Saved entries
----------

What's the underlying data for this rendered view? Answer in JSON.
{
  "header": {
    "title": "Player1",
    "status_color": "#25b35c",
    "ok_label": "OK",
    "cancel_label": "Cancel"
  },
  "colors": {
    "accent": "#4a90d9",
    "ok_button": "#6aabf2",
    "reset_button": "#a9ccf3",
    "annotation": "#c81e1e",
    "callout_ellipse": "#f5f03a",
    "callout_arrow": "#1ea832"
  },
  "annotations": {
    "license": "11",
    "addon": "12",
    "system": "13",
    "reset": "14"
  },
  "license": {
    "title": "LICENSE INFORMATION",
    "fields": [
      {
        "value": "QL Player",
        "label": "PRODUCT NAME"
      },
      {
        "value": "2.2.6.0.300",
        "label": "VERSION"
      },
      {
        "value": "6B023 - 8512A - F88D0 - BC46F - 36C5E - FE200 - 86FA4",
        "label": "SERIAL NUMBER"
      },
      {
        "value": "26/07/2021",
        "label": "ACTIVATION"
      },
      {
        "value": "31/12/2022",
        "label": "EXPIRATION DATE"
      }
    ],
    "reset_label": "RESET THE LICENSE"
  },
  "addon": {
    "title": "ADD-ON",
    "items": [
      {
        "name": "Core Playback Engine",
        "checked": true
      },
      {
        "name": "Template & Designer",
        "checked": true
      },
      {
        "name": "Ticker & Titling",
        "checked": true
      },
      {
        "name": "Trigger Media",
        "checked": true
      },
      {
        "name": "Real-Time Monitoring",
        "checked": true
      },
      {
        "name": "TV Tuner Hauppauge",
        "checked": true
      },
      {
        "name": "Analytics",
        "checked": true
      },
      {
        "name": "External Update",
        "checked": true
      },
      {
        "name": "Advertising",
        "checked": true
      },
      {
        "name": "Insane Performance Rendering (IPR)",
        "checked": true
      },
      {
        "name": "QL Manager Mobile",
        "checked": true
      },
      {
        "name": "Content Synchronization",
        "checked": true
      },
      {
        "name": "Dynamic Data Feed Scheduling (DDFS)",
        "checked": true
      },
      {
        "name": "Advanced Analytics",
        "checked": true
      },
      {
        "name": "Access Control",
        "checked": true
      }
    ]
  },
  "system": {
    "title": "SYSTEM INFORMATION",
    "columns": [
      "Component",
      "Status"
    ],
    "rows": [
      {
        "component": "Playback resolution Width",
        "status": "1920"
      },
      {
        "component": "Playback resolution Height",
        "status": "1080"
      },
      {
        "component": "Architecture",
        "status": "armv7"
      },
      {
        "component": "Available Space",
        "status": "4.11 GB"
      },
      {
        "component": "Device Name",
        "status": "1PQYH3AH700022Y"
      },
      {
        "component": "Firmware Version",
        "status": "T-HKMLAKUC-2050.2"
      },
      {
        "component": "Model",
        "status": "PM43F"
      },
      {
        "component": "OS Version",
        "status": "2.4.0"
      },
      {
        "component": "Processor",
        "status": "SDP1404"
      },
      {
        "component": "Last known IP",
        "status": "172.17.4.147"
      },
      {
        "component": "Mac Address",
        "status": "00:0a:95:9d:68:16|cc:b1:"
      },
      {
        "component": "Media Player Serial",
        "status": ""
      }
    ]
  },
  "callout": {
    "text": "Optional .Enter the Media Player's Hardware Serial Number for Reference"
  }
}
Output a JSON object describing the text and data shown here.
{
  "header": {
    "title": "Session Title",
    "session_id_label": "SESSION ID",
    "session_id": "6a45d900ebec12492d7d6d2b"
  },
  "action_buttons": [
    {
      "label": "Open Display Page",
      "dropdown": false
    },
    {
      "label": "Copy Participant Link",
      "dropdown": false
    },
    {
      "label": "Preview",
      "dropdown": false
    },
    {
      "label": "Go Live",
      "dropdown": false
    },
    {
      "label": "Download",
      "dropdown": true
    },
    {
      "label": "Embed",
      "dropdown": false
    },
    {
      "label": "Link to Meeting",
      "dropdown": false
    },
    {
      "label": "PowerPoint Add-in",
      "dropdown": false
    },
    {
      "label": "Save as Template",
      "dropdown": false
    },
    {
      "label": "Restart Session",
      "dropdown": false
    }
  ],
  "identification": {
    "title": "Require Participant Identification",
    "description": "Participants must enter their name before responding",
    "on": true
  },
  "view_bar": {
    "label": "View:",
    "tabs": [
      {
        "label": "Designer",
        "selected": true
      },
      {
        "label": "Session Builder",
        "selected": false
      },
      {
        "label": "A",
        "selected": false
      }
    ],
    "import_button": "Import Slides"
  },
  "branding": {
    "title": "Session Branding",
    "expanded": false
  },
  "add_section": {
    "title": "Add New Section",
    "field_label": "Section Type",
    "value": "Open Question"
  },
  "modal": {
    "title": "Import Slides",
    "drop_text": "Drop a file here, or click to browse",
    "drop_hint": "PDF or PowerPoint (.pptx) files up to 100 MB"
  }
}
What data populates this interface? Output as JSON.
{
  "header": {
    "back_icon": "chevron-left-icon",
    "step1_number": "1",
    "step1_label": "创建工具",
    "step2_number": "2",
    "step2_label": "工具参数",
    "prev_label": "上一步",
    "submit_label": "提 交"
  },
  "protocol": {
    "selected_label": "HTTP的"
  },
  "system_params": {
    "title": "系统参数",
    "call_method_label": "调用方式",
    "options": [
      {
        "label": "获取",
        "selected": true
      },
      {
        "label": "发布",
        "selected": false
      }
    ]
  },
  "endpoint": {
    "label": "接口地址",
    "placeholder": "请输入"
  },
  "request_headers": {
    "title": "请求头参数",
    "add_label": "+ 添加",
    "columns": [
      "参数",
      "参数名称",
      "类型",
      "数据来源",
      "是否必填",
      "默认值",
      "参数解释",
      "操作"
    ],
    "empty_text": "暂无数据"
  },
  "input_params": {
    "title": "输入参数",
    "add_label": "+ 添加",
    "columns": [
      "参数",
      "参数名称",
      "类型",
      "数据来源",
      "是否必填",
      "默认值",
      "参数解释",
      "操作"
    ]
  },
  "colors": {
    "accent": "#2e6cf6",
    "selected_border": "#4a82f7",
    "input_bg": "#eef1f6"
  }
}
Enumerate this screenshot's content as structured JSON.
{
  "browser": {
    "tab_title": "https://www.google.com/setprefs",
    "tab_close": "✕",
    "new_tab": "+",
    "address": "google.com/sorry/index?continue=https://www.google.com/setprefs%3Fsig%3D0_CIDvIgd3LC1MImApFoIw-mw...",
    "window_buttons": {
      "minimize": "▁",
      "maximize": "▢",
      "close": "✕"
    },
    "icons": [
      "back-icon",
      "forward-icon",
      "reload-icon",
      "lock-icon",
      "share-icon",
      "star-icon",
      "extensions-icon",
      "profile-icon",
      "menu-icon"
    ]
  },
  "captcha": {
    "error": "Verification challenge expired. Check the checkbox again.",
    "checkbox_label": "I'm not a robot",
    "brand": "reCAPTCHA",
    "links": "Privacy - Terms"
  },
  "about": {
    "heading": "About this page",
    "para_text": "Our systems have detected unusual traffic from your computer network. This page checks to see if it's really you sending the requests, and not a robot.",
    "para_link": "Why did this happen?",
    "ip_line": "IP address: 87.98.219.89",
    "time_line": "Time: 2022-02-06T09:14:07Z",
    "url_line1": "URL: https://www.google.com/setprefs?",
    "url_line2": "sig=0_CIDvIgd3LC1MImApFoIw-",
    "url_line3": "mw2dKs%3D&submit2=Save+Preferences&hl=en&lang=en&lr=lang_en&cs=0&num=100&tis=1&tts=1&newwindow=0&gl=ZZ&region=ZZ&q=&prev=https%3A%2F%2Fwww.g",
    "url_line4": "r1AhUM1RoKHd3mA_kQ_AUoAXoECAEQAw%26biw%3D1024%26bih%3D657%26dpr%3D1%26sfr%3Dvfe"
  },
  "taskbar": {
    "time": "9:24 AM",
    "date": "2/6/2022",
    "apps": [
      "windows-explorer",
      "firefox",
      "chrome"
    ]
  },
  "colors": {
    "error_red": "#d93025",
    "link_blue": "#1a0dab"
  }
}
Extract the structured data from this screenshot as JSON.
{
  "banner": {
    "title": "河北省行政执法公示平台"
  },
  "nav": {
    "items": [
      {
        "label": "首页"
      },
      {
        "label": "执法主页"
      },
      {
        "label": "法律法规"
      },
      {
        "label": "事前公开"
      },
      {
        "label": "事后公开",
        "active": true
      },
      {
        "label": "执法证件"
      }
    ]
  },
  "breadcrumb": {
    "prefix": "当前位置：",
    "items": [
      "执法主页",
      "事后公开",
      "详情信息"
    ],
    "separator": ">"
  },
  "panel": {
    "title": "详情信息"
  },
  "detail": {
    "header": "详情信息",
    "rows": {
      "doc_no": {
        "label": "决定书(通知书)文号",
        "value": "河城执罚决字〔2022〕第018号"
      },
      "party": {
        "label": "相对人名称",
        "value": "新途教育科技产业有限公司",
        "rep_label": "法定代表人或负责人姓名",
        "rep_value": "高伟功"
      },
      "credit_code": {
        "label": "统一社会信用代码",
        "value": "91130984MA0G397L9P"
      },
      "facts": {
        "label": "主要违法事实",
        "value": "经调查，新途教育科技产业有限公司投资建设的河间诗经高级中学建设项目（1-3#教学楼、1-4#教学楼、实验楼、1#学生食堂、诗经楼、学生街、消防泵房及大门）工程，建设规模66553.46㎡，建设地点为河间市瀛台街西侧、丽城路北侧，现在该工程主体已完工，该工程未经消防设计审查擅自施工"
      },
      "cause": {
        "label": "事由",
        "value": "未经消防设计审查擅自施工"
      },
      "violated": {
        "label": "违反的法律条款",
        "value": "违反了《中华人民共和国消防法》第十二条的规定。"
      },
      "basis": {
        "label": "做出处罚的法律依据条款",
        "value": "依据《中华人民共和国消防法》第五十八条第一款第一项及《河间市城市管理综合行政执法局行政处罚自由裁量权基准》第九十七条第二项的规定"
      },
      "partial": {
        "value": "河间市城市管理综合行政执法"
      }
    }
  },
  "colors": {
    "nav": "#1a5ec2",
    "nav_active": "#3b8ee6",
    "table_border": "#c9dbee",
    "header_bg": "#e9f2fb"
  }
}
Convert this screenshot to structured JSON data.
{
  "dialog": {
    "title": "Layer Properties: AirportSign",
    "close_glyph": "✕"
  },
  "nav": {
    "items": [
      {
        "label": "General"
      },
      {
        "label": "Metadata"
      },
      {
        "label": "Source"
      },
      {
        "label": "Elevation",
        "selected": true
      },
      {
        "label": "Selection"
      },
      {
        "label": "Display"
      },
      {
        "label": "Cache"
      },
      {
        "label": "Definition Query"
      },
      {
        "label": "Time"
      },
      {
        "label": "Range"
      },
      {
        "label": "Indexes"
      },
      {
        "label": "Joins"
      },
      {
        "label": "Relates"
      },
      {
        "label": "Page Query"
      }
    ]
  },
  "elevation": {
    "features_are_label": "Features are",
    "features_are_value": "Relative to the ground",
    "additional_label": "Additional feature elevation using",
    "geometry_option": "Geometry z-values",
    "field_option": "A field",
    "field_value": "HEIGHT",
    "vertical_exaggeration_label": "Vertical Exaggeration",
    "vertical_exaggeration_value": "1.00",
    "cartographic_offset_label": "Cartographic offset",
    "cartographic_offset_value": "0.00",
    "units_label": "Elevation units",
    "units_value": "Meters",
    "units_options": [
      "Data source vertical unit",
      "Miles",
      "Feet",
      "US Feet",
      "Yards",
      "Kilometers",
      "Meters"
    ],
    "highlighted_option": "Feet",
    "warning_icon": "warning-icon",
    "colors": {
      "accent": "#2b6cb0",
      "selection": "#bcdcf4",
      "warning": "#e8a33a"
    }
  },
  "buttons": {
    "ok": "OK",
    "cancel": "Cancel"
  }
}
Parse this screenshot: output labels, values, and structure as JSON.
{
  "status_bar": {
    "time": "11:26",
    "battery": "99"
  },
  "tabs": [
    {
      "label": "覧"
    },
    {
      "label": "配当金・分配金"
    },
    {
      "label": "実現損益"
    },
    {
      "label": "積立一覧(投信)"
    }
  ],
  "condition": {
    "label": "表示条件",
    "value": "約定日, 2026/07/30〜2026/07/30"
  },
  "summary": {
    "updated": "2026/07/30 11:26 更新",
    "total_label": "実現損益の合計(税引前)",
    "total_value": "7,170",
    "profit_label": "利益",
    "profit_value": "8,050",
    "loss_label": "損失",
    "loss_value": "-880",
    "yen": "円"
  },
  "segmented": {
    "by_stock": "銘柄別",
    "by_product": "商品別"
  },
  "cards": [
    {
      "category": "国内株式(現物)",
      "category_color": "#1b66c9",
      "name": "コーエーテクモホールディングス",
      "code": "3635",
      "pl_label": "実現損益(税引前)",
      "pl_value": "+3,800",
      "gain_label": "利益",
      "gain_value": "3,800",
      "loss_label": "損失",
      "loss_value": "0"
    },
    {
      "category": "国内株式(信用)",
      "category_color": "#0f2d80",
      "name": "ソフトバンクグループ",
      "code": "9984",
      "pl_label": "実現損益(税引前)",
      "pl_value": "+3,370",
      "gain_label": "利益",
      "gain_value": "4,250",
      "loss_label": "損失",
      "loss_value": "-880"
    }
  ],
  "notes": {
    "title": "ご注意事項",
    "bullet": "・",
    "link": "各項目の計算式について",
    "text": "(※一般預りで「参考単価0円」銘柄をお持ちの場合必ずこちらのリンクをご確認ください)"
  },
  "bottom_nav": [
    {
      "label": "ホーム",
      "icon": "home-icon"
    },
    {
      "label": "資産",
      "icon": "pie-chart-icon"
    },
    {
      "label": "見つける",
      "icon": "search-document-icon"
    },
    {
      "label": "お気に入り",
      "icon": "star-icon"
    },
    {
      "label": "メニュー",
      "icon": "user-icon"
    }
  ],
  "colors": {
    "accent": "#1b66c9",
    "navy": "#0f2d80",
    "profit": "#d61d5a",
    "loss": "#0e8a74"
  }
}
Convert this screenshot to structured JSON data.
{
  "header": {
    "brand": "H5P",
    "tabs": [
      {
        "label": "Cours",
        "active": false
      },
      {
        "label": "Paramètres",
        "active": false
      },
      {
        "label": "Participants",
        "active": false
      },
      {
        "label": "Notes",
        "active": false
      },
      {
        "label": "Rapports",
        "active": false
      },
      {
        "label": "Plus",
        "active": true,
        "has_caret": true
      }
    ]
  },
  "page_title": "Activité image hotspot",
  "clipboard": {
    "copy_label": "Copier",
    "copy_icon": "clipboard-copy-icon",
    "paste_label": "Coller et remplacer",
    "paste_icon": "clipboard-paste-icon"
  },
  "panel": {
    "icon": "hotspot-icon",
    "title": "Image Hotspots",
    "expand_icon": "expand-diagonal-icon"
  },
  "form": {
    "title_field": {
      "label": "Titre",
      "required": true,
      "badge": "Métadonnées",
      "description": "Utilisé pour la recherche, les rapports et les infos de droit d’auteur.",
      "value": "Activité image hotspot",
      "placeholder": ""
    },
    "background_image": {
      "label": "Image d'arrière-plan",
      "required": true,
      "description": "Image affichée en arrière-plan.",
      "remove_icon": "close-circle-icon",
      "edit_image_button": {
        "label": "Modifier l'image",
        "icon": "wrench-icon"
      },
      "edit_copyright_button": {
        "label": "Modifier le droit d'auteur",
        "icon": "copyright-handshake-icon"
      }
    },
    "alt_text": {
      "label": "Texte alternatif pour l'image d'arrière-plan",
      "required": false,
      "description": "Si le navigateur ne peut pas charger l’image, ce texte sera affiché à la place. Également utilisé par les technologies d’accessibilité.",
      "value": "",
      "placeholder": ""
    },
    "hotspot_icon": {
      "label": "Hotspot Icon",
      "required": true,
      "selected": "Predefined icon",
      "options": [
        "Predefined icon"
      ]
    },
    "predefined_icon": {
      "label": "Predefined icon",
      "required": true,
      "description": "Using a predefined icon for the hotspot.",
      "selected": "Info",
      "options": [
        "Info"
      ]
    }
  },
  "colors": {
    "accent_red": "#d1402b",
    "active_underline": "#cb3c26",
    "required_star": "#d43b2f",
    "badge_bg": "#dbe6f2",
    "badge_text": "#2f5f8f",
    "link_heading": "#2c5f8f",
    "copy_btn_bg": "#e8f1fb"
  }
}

----------

> [Do this] Collect every line from the records above that contains the word "screenshot".

> [Full solution]
Enumerate this screenshot's content as structured JSON.
Extract the structured data from this screenshot as JSON.
Convert this screenshot to structured JSON data.
Parse this screenshot: output labels, values, and structure as JSON.
Convert this screenshot to structured JSON data.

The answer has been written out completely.